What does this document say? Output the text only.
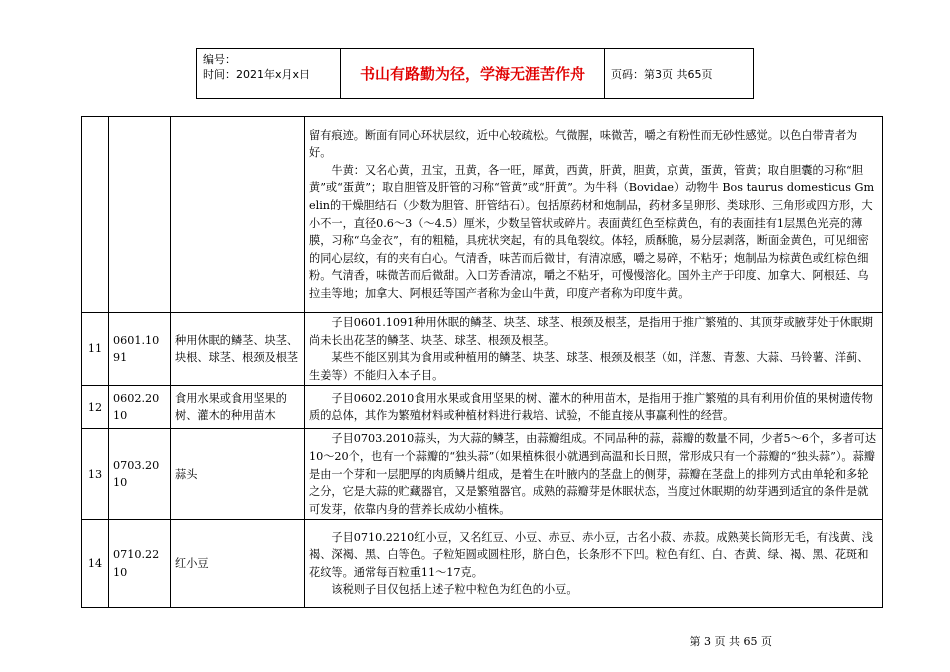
编号：
时间：2021年x月x日	书山有路勤为径，学海无涯苦作舟	页码：第3页 共65页

			留有痕迹。断面有同心环状层纹，近中心较疏松。气微腥，味微苦，嚼之有粉性而无砂性感觉。以色白带青者为好。

牛黄：又名心黄，丑宝，丑黄，各一旺，犀黄，西黄，肝黄，胆黄，京黄，蛋黄，管黄；取自胆囊的习称“胆黄”或“蛋黄”；取自胆管及肝管的习称“管黄”或“肝黄”。为牛科（Bovidae）动物牛 Bos taurus domesticus Gmelin的干燥胆结石（少数为胆管、肝管结石）。包括原药材和炮制品，药材多呈卵形、类球形、三角形或四方形，大小不一，直径0.6～3（～4.5）厘米，少数呈管状或碎片。表面黄红色至棕黄色，有的表面挂有1层黑色光亮的薄膜，习称“乌金衣”，有的粗糙，具疣状突起，有的具龟裂纹。体轻，质酥脆，易分层剥落，断面金黄色，可见细密的同心层纹，有的夹有白心。气清香，味苦而后微甘，有清凉感，嚼之易碎，不粘牙；炮制品为棕黄色或红棕色细粉。气清香，味微苦而后微甜。入口芳香清凉，嚼之不粘牙，可慢慢溶化。国外主产于印度、加拿大、阿根廷、乌拉圭等地；加拿大、阿根廷等国产者称为金山牛黄，印度产者称为印度牛黄。

11	0601.1091	种用休眠的鳞茎、块茎、块根、球茎、根颈及根茎	子目0601.1091种用休眠的鳞茎、块茎、球茎、根颈及根茎，是指用于推广繁殖的、其顶芽或腋芽处于休眠期尚未长出花茎的鳞茎、块茎、球茎、根颈及根茎。

某些不能区别其为食用或种植用的鳞茎、块茎、球茎、根颈及根茎（如，洋葱、青葱、大蒜、马铃薯、洋蓟、生姜等）不能归入本子目。

12	0602.2010	食用水果或食用坚果的树、灌木的种用苗木	子目0602.2010食用水果或食用坚果的树、灌木的种用苗木，是指用于推广繁殖的具有利用价值的果树遗传物质的总体，其作为繁殖材料或种植材料进行栽培、试验，不能直接从事赢利性的经营。

13	0703.2010	蒜头	子目0703.2010蒜头，为大蒜的鳞茎，由蒜瓣组成。不同品种的蒜，蒜瓣的数量不同，少者5～6个，多者可达10～20个，也有一个蒜瓣的“独头蒜”（如果植株很小就遇到高温和长日照，常形成只有一个蒜瓣的“独头蒜”）。蒜瓣是由一个芽和一层肥厚的肉质鳞片组成，是着生在叶腋内的茎盘上的侧芽，蒜瓣在茎盘上的排列方式由单轮和多轮之分，它是大蒜的贮藏器官，又是繁殖器官。成熟的蒜瓣芽是休眠状态，当度过休眠期的幼芽遇到适宜的条件是就可发芽，依靠内身的营养长成幼小植株。

14	0710.2210	红小豆	子目0710.2210红小豆，又名红豆、小豆、赤豆、赤小豆，古名小菽、赤菽。成熟荚长筒形无毛，有浅黄、浅褐、深褐、黑、白等色。子粒矩圆或圆柱形，脐白色，长条形不下凹。粒色有红、白、杏黄、绿、褐、黑、花斑和花纹等。通常每百粒重11～17克。

该税则子目仅包括上述子粒中粒色为红色的小豆。

第 3 页 共 65 页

::::::

#### [Requirement]
Your copy of the data should match it exactly, except that pictures are left out.

#### [Full solution]
What does this document say? Output the text only.
编号：
时间：2021年x月x日	书山有路勤为径，学海无涯苦作舟	页码：第3页 共65页

			留有痕迹。断面有同心环状层纹，近中心较疏松。气微腥，味微苦，嚼之有粉性而无砂性感觉。以色白带青者为好。

牛黄：又名心黄，丑宝，丑黄，各一旺，犀黄，西黄，肝黄，胆黄，京黄，蛋黄，管黄；取自胆囊的习称“胆黄”或“蛋黄”；取自胆管及肝管的习称“管黄”或“肝黄”。为牛科（Bovidae）动物牛 Bos taurus domesticus Gmelin的干燥胆结石（少数为胆管、肝管结石）。包括原药材和炮制品，药材多呈卵形、类球形、三角形或四方形，大小不一，直径0.6～3（～4.5）厘米，少数呈管状或碎片。表面黄红色至棕黄色，有的表面挂有1层黑色光亮的薄膜，习称“乌金衣”，有的粗糙，具疣状突起，有的具龟裂纹。体轻，质酥脆，易分层剥落，断面金黄色，可见细密的同心层纹，有的夹有白心。气清香，味苦而后微甘，有清凉感，嚼之易碎，不粘牙；炮制品为棕黄色或红棕色细粉。气清香，味微苦而后微甜。入口芳香清凉，嚼之不粘牙，可慢慢溶化。国外主产于印度、加拿大、阿根廷、乌拉圭等地；加拿大、阿根廷等国产者称为金山牛黄，印度产者称为印度牛黄。

11	0601.1091	种用休眠的鳞茎、块茎、块根、球茎、根颈及根茎	子目0601.1091种用休眠的鳞茎、块茎、球茎、根颈及根茎，是指用于推广繁殖的、其顶芽或腋芽处于休眠期尚未长出花茎的鳞茎、块茎、球茎、根颈及根茎。

某些不能区别其为食用或种植用的鳞茎、块茎、球茎、根颈及根茎（如，洋葱、青葱、大蒜、马铃薯、洋蓟、生姜等）不能归入本子目。

12	0602.2010	食用水果或食用坚果的树、灌木的种用苗木	子目0602.2010食用水果或食用坚果的树、灌木的种用苗木，是指用于推广繁殖的具有利用价值的果树遗传物质的总体，其作为繁殖材料或种植材料进行栽培、试验，不能直接从事赢利性的经营。

13	0703.2010	蒜头	子目0703.2010蒜头，为大蒜的鳞茎，由蒜瓣组成。不同品种的蒜，蒜瓣的数量不同，少者5～6个，多者可达10～20个，也有一个蒜瓣的“独头蒜”（如果植株很小就遇到高温和长日照，常形成只有一个蒜瓣的“独头蒜”）。蒜瓣是由一个芽和一层肥厚的肉质鳞片组成，是着生在叶腋内的茎盘上的侧芽，蒜瓣在茎盘上的排列方式由单轮和多轮之分，它是大蒜的贮藏器官，又是繁殖器官。成熟的蒜瓣芽是休眠状态，当度过休眠期的幼芽遇到适宜的条件是就可发芽，依靠内身的营养长成幼小植株。

14	0710.2210	红小豆	子目0710.2210红小豆，又名红豆、小豆、赤豆、赤小豆，古名小菽、赤菽。成熟荚长筒形无毛，有浅黄、浅褐、深褐、黑、白等色。子粒矩圆或圆柱形，脐白色，长条形不下凹。粒色有红、白、杏黄、绿、褐、黑、花斑和花纹等。通常每百粒重11～17克。

该税则子目仅包括上述子粒中粒色为红色的小豆。

第 3 页 共 65 页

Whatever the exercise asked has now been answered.